**PROBLEM DESCRIPTION:**
Can you reproduce the data beneath, keeping every line exact?

[Start of DATA SUPPLIED]

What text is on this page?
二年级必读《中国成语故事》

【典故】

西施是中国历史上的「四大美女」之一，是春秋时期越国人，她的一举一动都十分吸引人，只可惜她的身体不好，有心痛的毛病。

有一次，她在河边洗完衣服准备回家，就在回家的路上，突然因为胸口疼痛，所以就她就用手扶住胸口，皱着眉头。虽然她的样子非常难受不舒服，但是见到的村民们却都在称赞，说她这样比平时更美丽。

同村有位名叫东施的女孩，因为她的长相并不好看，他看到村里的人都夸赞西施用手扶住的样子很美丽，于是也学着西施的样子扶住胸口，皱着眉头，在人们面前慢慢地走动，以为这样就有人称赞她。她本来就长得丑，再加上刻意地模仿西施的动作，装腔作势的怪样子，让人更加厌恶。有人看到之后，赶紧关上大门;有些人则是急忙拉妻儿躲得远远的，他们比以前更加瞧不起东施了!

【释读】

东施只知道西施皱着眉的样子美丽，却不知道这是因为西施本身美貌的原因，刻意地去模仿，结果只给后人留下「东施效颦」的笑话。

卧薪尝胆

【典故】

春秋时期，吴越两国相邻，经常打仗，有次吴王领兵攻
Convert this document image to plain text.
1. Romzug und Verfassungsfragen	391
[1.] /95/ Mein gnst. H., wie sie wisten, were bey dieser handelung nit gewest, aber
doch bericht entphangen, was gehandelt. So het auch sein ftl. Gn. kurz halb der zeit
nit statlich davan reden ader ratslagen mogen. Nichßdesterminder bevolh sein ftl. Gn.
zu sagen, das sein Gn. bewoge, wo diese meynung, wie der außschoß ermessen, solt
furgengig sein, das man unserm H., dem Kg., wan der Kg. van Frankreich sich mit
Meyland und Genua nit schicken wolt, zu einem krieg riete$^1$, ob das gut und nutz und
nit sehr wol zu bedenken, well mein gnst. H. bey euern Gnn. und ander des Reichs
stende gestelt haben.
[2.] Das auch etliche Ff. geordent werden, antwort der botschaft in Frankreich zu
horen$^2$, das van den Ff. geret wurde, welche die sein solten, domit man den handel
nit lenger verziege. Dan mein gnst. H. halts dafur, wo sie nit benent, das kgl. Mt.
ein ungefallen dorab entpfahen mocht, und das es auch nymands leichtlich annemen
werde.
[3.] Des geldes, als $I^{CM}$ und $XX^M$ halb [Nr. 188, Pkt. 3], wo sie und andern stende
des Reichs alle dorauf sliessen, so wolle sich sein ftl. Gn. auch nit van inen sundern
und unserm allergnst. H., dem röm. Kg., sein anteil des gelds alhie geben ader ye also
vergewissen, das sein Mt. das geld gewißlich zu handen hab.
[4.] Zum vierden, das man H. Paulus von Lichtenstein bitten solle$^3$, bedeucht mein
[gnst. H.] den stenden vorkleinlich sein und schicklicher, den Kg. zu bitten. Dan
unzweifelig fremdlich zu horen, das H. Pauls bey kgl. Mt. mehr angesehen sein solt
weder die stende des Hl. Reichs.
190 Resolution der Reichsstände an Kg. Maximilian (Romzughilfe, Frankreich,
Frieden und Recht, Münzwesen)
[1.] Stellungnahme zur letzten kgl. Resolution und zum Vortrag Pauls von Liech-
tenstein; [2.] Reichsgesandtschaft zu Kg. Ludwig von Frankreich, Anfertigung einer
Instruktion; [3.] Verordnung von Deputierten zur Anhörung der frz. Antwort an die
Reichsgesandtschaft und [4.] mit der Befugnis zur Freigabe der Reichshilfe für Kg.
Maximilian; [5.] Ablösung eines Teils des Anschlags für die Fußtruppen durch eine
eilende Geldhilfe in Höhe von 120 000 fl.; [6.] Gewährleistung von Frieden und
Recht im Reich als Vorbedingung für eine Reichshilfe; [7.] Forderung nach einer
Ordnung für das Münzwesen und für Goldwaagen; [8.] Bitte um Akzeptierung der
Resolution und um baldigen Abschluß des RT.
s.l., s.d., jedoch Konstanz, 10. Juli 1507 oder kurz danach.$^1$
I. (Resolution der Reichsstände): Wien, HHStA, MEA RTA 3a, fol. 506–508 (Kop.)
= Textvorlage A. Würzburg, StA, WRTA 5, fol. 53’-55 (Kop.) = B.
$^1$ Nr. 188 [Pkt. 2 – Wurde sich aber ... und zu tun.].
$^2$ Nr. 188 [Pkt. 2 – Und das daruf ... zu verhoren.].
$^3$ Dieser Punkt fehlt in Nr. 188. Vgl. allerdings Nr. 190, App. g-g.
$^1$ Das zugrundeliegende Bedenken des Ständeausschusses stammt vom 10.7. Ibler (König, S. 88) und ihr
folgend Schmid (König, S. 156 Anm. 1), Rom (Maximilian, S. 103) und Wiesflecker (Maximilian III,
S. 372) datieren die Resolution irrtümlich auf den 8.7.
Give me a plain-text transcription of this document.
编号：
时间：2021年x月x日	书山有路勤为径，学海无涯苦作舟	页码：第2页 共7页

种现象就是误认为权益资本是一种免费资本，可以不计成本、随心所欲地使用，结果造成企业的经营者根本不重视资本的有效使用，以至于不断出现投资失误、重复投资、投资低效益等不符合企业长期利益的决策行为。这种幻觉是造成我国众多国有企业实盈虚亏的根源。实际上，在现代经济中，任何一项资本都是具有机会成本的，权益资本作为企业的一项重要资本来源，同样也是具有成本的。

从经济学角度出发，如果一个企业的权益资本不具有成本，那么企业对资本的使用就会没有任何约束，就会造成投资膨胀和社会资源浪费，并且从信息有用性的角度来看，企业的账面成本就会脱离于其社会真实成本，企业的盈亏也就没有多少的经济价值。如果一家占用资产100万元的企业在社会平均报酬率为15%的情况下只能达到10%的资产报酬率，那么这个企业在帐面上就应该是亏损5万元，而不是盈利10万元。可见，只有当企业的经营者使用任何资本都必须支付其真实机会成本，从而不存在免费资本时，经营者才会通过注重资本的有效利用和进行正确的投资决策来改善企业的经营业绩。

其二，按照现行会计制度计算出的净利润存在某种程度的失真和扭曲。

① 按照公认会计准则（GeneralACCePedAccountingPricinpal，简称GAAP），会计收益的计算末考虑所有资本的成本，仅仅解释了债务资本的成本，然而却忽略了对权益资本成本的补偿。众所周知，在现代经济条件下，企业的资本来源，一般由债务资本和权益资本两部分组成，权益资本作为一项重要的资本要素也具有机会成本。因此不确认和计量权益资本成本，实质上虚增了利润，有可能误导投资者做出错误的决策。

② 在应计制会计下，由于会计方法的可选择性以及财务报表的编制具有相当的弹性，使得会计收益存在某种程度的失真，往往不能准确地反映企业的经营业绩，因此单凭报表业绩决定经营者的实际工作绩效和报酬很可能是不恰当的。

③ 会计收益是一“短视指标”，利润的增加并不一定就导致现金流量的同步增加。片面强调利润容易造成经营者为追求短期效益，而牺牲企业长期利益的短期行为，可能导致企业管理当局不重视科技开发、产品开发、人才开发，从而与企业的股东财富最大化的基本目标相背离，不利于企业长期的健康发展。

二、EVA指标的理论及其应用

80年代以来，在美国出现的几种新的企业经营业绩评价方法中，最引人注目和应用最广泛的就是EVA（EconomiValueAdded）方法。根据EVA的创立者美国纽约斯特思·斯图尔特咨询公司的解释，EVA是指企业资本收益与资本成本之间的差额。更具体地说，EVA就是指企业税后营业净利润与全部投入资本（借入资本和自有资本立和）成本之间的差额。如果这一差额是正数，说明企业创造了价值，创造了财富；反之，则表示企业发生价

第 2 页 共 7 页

[End of DATA SUPPLIED]

**SOLUTION TO THE EXERCISE:**
What text is on this page?
二年级必读《中国成语故事》

【典故】

西施是中国历史上的「四大美女」之一，是春秋时期越国人，她的一举一动都十分吸引人，只可惜她的身体不好，有心痛的毛病。

有一次，她在河边洗完衣服准备回家，就在回家的路上，突然因为胸口疼痛，所以就她就用手扶住胸口，皱着眉头。虽然她的样子非常难受不舒服，但是见到的村民们却都在称赞，说她这样比平时更美丽。

同村有位名叫东施的女孩，因为她的长相并不好看，他看到村里的人都夸赞西施用手扶住的样子很美丽，于是也学着西施的样子扶住胸口，皱着眉头，在人们面前慢慢地走动，以为这样就有人称赞她。她本来就长得丑，再加上刻意地模仿西施的动作，装腔作势的怪样子，让人更加厌恶。有人看到之后，赶紧关上大门;有些人则是急忙拉妻儿躲得远远的，他们比以前更加瞧不起东施了!

【释读】

东施只知道西施皱着眉的样子美丽，却不知道这是因为西施本身美貌的原因，刻意地去模仿，结果只给后人留下「东施效颦」的笑话。

卧薪尝胆

【典故】

春秋时期，吴越两国相邻，经常打仗，有次吴王领兵攻
Convert this document image to plain text.
1. Romzug und Verfassungsfragen	391
[1.] /95/ Mein gnst. H., wie sie wisten, were bey dieser handelung nit gewest, aber
doch bericht entphangen, was gehandelt. So het auch sein ftl. Gn. kurz halb der zeit
nit statlich davan reden ader ratslagen mogen. Nichßdesterminder bevolh sein ftl. Gn.
zu sagen, das sein Gn. bewoge, wo diese meynung, wie der außschoß ermessen, solt
furgengig sein, das man unserm H., dem Kg., wan der Kg. van Frankreich sich mit
Meyland und Genua nit schicken wolt, zu einem krieg riete$^1$, ob das gut und nutz und
nit sehr wol zu bedenken, well mein gnst. H. bey euern Gnn. und ander des Reichs
stende gestelt haben.
[2.] Das auch etliche Ff. geordent werden, antwort der botschaft in Frankreich zu
horen$^2$, das van den Ff. geret wurde, welche die sein solten, domit man den handel
nit lenger verziege. Dan mein gnst. H. halts dafur, wo sie nit benent, das kgl. Mt.
ein ungefallen dorab entpfahen mocht, und das es auch nymands leichtlich annemen
werde.
[3.] Des geldes, als $I^{CM}$ und $XX^M$ halb [Nr. 188, Pkt. 3], wo sie und andern stende
des Reichs alle dorauf sliessen, so wolle sich sein ftl. Gn. auch nit van inen sundern
und unserm allergnst. H., dem röm. Kg., sein anteil des gelds alhie geben ader ye also
vergewissen, das sein Mt. das geld gewißlich zu handen hab.
[4.] Zum vierden, das man H. Paulus von Lichtenstein bitten solle$^3$, bedeucht mein
[gnst. H.] den stenden vorkleinlich sein und schicklicher, den Kg. zu bitten. Dan
unzweifelig fremdlich zu horen, das H. Pauls bey kgl. Mt. mehr angesehen sein solt
weder die stende des Hl. Reichs.
190 Resolution der Reichsstände an Kg. Maximilian (Romzughilfe, Frankreich,
Frieden und Recht, Münzwesen)
[1.] Stellungnahme zur letzten kgl. Resolution und zum Vortrag Pauls von Liech-
tenstein; [2.] Reichsgesandtschaft zu Kg. Ludwig von Frankreich, Anfertigung einer
Instruktion; [3.] Verordnung von Deputierten zur Anhörung der frz. Antwort an die
Reichsgesandtschaft und [4.] mit der Befugnis zur Freigabe der Reichshilfe für Kg.
Maximilian; [5.] Ablösung eines Teils des Anschlags für die Fußtruppen durch eine
eilende Geldhilfe in Höhe von 120 000 fl.; [6.] Gewährleistung von Frieden und
Recht im Reich als Vorbedingung für eine Reichshilfe; [7.] Forderung nach einer
Ordnung für das Münzwesen und für Goldwaagen; [8.] Bitte um Akzeptierung der
Resolution und um baldigen Abschluß des RT.
s.l., s.d., jedoch Konstanz, 10. Juli 1507 oder kurz danach.$^1$
I. (Resolution der Reichsstände): Wien, HHStA, MEA RTA 3a, fol. 506–508 (Kop.)
= Textvorlage A. Würzburg, StA, WRTA 5, fol. 53’-55 (Kop.) = B.
$^1$ Nr. 188 [Pkt. 2 – Wurde sich aber ... und zu tun.].
$^2$ Nr. 188 [Pkt. 2 – Und das daruf ... zu verhoren.].
$^3$ Dieser Punkt fehlt in Nr. 188. Vgl. allerdings Nr. 190, App. g-g.
$^1$ Das zugrundeliegende Bedenken des Ständeausschusses stammt vom 10.7. Ibler (König, S. 88) und ihr
folgend Schmid (König, S. 156 Anm. 1), Rom (Maximilian, S. 103) und Wiesflecker (Maximilian III,
S. 372) datieren die Resolution irrtümlich auf den 8.7.
Give me a plain-text transcription of this document.
编号：
时间：2021年x月x日	书山有路勤为径，学海无涯苦作舟	页码：第2页 共7页

种现象就是误认为权益资本是一种免费资本，可以不计成本、随心所欲地使用，结果造成企业的经营者根本不重视资本的有效使用，以至于不断出现投资失误、重复投资、投资低效益等不符合企业长期利益的决策行为。这种幻觉是造成我国众多国有企业实盈虚亏的根源。实际上，在现代经济中，任何一项资本都是具有机会成本的，权益资本作为企业的一项重要资本来源，同样也是具有成本的。

从经济学角度出发，如果一个企业的权益资本不具有成本，那么企业对资本的使用就会没有任何约束，就会造成投资膨胀和社会资源浪费，并且从信息有用性的角度来看，企业的账面成本就会脱离于其社会真实成本，企业的盈亏也就没有多少的经济价值。如果一家占用资产100万元的企业在社会平均报酬率为15%的情况下只能达到10%的资产报酬率，那么这个企业在帐面上就应该是亏损5万元，而不是盈利10万元。可见，只有当企业的经营者使用任何资本都必须支付其真实机会成本，从而不存在免费资本时，经营者才会通过注重资本的有效利用和进行正确的投资决策来改善企业的经营业绩。

其二，按照现行会计制度计算出的净利润存在某种程度的失真和扭曲。

① 按照公认会计准则（GeneralACCePedAccountingPricinpal，简称GAAP），会计收益的计算末考虑所有资本的成本，仅仅解释了债务资本的成本，然而却忽略了对权益资本成本的补偿。众所周知，在现代经济条件下，企业的资本来源，一般由债务资本和权益资本两部分组成，权益资本作为一项重要的资本要素也具有机会成本。因此不确认和计量权益资本成本，实质上虚增了利润，有可能误导投资者做出错误的决策。

② 在应计制会计下，由于会计方法的可选择性以及财务报表的编制具有相当的弹性，使得会计收益存在某种程度的失真，往往不能准确地反映企业的经营业绩，因此单凭报表业绩决定经营者的实际工作绩效和报酬很可能是不恰当的。

③ 会计收益是一“短视指标”，利润的增加并不一定就导致现金流量的同步增加。片面强调利润容易造成经营者为追求短期效益，而牺牲企业长期利益的短期行为，可能导致企业管理当局不重视科技开发、产品开发、人才开发，从而与企业的股东财富最大化的基本目标相背离，不利于企业长期的健康发展。

二、EVA指标的理论及其应用

80年代以来，在美国出现的几种新的企业经营业绩评价方法中，最引人注目和应用最广泛的就是EVA（EconomiValueAdded）方法。根据EVA的创立者美国纽约斯特思·斯图尔特咨询公司的解释，EVA是指企业资本收益与资本成本之间的差额。更具体地说，EVA就是指企业税后营业净利润与全部投入资本（借入资本和自有资本立和）成本之间的差额。如果这一差额是正数，说明企业创造了价值，创造了财富；反之，则表示企业发生价

第 2 页 共 7 页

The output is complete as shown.